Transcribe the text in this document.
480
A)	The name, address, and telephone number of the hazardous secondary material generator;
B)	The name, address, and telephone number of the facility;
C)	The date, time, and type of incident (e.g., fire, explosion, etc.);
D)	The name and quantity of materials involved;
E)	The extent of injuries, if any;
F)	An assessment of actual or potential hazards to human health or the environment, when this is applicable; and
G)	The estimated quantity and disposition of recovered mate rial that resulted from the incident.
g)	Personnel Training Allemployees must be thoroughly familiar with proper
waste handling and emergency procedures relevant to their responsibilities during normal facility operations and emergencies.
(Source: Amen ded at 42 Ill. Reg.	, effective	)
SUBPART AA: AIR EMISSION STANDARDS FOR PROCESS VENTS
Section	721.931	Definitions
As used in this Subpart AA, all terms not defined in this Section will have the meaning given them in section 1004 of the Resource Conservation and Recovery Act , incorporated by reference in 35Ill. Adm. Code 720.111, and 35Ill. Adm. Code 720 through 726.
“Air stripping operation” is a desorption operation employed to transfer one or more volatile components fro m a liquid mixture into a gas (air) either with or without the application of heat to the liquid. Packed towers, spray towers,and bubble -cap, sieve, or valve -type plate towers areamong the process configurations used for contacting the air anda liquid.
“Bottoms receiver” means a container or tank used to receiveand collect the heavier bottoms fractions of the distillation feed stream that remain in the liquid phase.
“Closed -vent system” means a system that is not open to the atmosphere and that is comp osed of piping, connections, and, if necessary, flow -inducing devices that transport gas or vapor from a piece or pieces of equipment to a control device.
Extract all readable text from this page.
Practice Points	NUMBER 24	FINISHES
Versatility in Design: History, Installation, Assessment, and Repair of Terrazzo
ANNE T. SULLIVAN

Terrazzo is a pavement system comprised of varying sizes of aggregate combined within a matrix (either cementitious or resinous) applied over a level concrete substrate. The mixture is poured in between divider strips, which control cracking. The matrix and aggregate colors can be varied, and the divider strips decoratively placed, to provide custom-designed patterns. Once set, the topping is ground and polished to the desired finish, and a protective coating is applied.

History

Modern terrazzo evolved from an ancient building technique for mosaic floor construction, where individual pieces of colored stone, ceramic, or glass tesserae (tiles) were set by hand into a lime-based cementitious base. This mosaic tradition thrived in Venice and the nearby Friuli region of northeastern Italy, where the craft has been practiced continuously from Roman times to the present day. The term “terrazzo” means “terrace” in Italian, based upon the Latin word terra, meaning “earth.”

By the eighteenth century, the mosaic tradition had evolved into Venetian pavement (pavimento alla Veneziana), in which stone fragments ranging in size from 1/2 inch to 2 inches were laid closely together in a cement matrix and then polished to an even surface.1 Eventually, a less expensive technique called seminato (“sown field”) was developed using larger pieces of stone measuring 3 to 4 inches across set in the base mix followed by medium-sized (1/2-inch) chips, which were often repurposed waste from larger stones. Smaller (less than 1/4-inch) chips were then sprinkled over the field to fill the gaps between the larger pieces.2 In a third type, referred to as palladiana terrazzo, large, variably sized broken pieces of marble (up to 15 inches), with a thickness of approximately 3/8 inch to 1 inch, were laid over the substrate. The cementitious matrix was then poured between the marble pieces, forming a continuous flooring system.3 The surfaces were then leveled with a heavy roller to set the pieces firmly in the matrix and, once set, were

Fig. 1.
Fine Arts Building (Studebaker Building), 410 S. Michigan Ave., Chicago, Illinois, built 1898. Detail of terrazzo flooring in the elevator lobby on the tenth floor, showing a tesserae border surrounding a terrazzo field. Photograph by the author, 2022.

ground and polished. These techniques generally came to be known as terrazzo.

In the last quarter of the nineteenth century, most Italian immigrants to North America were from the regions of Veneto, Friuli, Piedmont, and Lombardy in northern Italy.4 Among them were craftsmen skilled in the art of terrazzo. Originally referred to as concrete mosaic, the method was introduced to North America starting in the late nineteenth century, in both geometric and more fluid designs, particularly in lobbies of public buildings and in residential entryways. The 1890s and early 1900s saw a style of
....
Give only the number of lines in the material above that hold the word "name".

3